● THE RECORDS:
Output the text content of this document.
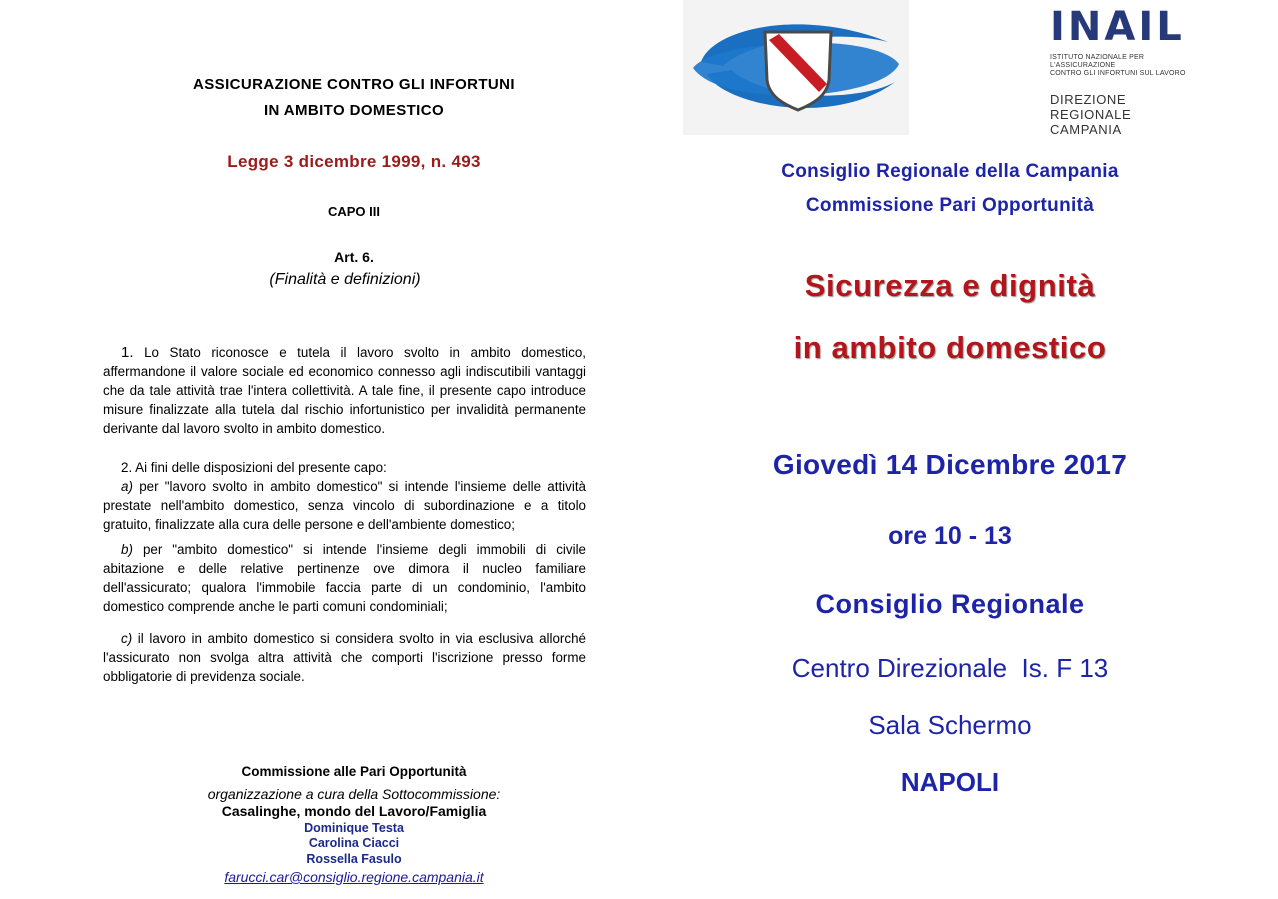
ASSICURAZIONE CONTRO GLI INFORTUNI
IN AMBITO DOMESTICO
Legge 3 dicembre 1999, n. 493
CAPO III
Art. 6.
(Finalità e definizioni)
1. Lo Stato riconosce e tutela il lavoro svolto in ambito domestico, affermandone il valore sociale ed economico connesso agli indiscutibili vantaggi che da tale attività trae l'intera collettività. A tale fine, il presente capo introduce misure finalizzate alla tutela dal rischio infortunistico per invalidità permanente derivante dal lavoro svolto in ambito domestico.
2. Ai fini delle disposizioni del presente capo:
a) per "lavoro svolto in ambito domestico" si intende l'insieme delle attività prestate nell'ambito domestico, senza vincolo di subordinazione e a titolo gratuito, finalizzate alla cura delle persone e dell'ambiente domestico;
b) per "ambito domestico" si intende l'insieme degli immobili di civile abitazione e delle relative pertinenze ove dimora il nucleo familiare dell'assicurato; qualora l'immobile faccia parte di un condominio, l'ambito domestico comprende anche le parti comuni condominiali;
c) il lavoro in ambito domestico si considera svolto in via esclusiva allorché l'assicurato non svolga altra attività che comporti l'iscrizione presso forme obbligatorie di previdenza sociale.
Commissione alle Pari Opportunità
organizzazione a cura della Sottocommissione:
Casalinghe, mondo del Lavoro/Famiglia
Dominique Testa
Carolina Ciacci
Rossella Fasulo
farucci.car@consiglio.regione.campania.it
INAIL
ISTITUTO NAZIONALE PER L'ASSICURAZIONE
CONTRO GLI INFORTUNI SUL LAVORO
DIREZIONE REGIONALE
CAMPANIA
Consiglio Regionale della Campania
Commissione Pari Opportunità
Sicurezza e dignità
in ambito domestico
Giovedì 14 Dicembre 2017
ore 10 - 13
Consiglio Regionale
Centro Direzionale  Is. F 13
Sala Schermo
NAPOLI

● SET EXERCISE:
Copy out every line from the material above in which the word "insieme" appears.

● REPLY TO THE EXERCISE:
a) per "lavoro svolto in ambito domestico" si intende l'insieme delle attività prestate nell'ambito domestico, senza vincolo di subordinazione e a titolo gratuito, finalizzate alla cura delle persone e dell'ambiente domestico;
b) per "ambito domestico" si intende l'insieme degli immobili di civile abitazione e delle relative pertinenze ove dimora il nucleo familiare dell'assicurato; qualora l'immobile faccia parte di un condominio, l'ambito domestico comprende anche le parti comuni condominiali;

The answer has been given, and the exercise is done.